> [Directions for this task]: How many of the lines here include "years"? Answer with a single number.

> [Records shown]:

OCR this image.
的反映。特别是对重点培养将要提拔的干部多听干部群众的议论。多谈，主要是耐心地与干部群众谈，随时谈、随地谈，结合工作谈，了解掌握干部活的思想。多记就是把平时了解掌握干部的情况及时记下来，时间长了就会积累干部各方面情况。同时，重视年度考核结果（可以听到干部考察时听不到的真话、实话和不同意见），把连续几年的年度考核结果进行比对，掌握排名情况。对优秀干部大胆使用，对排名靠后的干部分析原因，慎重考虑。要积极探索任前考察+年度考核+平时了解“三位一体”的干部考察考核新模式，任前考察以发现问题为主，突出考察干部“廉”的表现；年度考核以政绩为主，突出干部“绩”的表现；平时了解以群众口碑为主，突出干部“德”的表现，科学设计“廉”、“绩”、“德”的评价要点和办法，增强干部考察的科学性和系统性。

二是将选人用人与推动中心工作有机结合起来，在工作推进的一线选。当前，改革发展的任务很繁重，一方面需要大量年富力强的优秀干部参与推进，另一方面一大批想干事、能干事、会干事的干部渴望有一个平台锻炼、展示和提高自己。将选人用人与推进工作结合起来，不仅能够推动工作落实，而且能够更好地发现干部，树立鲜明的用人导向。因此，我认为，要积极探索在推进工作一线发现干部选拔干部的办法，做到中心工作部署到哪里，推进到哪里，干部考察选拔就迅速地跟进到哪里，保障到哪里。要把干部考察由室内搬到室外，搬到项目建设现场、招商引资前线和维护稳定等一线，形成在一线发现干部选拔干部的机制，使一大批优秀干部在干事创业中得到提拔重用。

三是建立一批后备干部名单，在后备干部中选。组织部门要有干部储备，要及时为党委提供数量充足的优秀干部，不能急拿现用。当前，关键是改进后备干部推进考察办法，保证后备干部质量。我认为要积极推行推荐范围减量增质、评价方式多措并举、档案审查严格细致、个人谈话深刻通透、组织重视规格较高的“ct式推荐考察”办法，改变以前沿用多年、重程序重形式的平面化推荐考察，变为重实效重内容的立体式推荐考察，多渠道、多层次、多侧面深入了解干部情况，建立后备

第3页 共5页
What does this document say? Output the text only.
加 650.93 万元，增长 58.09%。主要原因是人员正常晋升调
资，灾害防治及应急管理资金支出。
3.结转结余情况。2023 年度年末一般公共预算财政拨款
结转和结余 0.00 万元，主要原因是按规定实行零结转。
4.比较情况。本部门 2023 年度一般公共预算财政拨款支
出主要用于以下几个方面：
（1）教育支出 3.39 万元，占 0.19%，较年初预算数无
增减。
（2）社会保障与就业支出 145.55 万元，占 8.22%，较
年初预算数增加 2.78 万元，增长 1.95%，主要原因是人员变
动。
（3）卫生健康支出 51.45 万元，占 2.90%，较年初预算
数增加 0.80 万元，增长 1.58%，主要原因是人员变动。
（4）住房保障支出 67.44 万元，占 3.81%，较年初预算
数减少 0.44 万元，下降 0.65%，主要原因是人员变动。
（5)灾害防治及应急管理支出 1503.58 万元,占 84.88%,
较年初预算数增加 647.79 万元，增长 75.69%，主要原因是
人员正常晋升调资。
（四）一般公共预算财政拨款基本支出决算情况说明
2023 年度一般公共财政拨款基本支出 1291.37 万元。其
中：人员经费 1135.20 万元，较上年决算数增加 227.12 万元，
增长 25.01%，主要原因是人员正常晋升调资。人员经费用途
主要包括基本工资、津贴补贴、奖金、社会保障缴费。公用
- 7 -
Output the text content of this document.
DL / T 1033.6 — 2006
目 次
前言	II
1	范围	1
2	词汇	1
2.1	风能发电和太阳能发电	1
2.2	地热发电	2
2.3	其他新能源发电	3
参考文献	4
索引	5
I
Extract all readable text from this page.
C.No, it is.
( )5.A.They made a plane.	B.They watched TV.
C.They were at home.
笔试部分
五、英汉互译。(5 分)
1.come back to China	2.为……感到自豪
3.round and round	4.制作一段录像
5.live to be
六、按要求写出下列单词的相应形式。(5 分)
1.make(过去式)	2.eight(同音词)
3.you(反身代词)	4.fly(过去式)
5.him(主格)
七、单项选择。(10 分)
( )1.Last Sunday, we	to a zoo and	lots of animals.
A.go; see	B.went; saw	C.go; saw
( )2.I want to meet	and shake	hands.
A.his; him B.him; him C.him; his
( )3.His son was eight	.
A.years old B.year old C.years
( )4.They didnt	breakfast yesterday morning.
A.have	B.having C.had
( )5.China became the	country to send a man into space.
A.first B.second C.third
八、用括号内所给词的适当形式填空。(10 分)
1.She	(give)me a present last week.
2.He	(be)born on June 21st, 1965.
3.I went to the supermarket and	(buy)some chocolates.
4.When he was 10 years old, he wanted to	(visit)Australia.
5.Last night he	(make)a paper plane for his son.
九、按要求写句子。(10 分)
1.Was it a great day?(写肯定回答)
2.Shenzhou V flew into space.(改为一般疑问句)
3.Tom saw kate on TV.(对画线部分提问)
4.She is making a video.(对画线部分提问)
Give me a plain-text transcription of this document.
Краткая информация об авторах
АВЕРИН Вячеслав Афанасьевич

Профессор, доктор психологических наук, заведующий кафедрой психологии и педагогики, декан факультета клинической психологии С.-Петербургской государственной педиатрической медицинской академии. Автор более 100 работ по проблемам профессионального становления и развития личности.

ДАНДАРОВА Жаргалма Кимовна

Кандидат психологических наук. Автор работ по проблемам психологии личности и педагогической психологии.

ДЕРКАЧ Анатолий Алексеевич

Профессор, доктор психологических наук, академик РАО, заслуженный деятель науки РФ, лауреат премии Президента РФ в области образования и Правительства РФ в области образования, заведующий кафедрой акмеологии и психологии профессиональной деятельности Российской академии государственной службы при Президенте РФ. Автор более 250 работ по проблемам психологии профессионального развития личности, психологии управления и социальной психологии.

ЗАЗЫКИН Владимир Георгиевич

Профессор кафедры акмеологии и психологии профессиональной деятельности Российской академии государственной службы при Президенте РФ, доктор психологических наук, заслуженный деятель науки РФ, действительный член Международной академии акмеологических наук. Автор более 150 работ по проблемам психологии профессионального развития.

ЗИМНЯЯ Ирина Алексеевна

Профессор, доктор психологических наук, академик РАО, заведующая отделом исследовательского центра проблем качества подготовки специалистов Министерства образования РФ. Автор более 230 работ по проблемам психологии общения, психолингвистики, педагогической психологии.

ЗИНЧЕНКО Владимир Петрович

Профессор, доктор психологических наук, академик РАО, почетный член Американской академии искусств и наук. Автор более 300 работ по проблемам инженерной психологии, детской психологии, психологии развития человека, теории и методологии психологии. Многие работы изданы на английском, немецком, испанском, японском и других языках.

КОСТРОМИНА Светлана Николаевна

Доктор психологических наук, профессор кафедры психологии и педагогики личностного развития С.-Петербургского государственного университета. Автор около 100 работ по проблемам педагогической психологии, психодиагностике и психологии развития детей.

> [Task answer]: 2